▶ [GIVEN PROBLEM] Reproduce the listing below without changes, except that pictures are left out.

▶ [DATA LISTING]
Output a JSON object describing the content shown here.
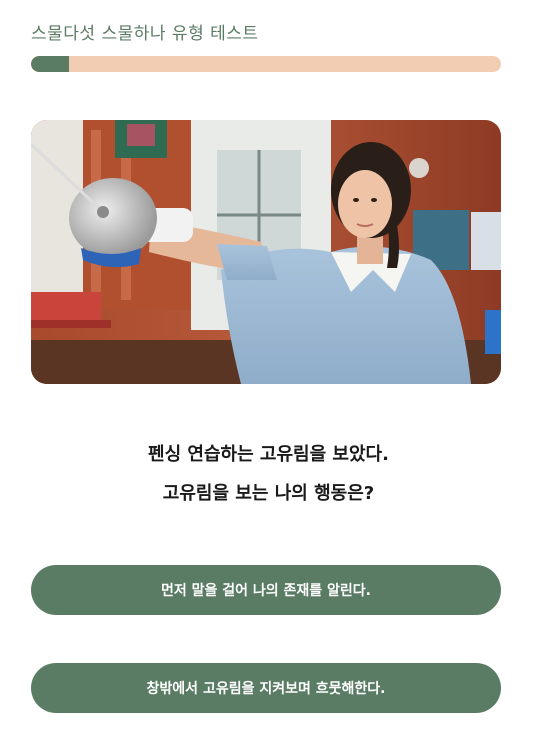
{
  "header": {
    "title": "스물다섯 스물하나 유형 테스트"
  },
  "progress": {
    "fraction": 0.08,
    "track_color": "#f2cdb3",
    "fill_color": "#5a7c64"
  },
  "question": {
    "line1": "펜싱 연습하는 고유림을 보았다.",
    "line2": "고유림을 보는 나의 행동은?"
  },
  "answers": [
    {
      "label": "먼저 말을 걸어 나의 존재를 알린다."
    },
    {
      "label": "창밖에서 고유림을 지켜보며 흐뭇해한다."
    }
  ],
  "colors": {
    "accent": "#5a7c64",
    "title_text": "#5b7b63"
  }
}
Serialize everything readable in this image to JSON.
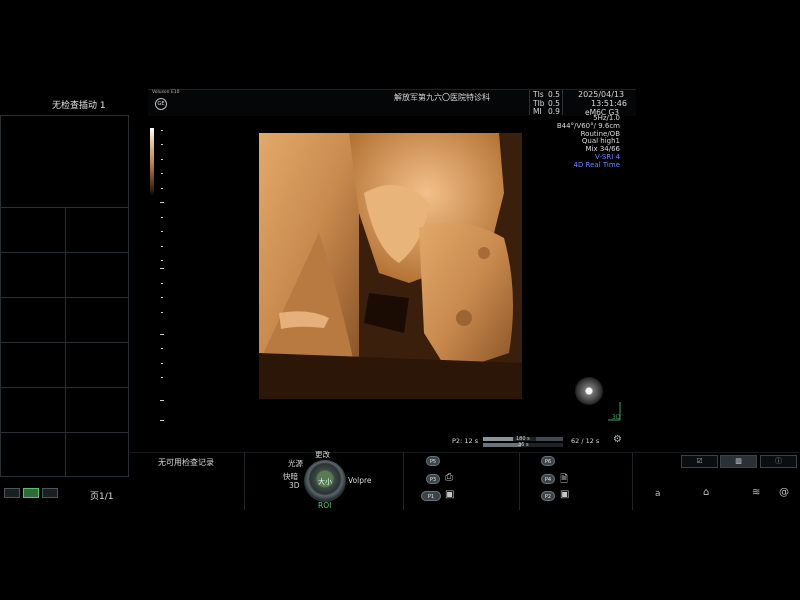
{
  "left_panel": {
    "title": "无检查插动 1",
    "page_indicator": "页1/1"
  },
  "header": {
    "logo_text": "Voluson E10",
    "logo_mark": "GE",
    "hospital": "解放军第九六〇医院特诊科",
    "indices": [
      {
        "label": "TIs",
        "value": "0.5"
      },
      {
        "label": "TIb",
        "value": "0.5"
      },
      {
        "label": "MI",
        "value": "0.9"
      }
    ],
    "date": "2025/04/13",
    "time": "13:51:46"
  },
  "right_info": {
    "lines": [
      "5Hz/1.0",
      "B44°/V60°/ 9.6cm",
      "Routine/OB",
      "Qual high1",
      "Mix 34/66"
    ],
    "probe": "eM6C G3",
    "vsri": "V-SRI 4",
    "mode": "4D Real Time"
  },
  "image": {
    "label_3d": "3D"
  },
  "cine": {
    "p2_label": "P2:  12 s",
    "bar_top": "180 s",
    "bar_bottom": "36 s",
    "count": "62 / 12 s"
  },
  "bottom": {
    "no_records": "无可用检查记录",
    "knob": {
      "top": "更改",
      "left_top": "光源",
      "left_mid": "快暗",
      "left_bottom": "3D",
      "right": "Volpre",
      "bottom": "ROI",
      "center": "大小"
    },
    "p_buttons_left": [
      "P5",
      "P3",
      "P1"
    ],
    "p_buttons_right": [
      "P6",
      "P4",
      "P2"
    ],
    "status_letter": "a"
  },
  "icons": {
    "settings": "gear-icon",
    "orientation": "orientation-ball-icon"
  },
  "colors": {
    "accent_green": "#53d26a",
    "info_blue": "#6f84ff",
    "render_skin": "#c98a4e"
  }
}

▶ [ANSWER TO THIS EXERCISE]
Output a JSON object describing the content shown here.
{
  "header": {
    "title": "스물다섯 스물하나 유형 테스트"
  },
  "progress": {
    "fraction": 0.08,
    "track_color": "#f2cdb3",
    "fill_color": "#5a7c64"
  },
  "question": {
    "line1": "펜싱 연습하는 고유림을 보았다.",
    "line2": "고유림을 보는 나의 행동은?"
  },
  "answers": [
    {
      "label": "먼저 말을 걸어 나의 존재를 알린다."
    },
    {
      "label": "창밖에서 고유림을 지켜보며 흐뭇해한다."
    }
  ],
  "colors": {
    "accent": "#5a7c64",
    "title_text": "#5b7b63"
  }
}
Serialize everything readable in this image to JSON.
{
  "left_panel": {
    "title": "无检查插动 1",
    "page_indicator": "页1/1"
  },
  "header": {
    "logo_text": "Voluson E10",
    "logo_mark": "GE",
    "hospital": "解放军第九六〇医院特诊科",
    "indices": [
      {
        "label": "TIs",
        "value": "0.5"
      },
      {
        "label": "TIb",
        "value": "0.5"
      },
      {
        "label": "MI",
        "value": "0.9"
      }
    ],
    "date": "2025/04/13",
    "time": "13:51:46"
  },
  "right_info": {
    "lines": [
      "5Hz/1.0",
      "B44°/V60°/ 9.6cm",
      "Routine/OB",
      "Qual high1",
      "Mix 34/66"
    ],
    "probe": "eM6C G3",
    "vsri": "V-SRI 4",
    "mode": "4D Real Time"
  },
  "image": {
    "label_3d": "3D"
  },
  "cine": {
    "p2_label": "P2:  12 s",
    "bar_top": "180 s",
    "bar_bottom": "36 s",
    "count": "62 / 12 s"
  },
  "bottom": {
    "no_records": "无可用检查记录",
    "knob": {
      "top": "更改",
      "left_top": "光源",
      "left_mid": "快暗",
      "left_bottom": "3D",
      "right": "Volpre",
      "bottom": "ROI",
      "center": "大小"
    },
    "p_buttons_left": [
      "P5",
      "P3",
      "P1"
    ],
    "p_buttons_right": [
      "P6",
      "P4",
      "P2"
    ],
    "status_letter": "a"
  },
  "icons": {
    "settings": "gear-icon",
    "orientation": "orientation-ball-icon"
  },
  "colors": {
    "accent_green": "#53d26a",
    "info_blue": "#6f84ff",
    "render_skin": "#c98a4e"
  }
}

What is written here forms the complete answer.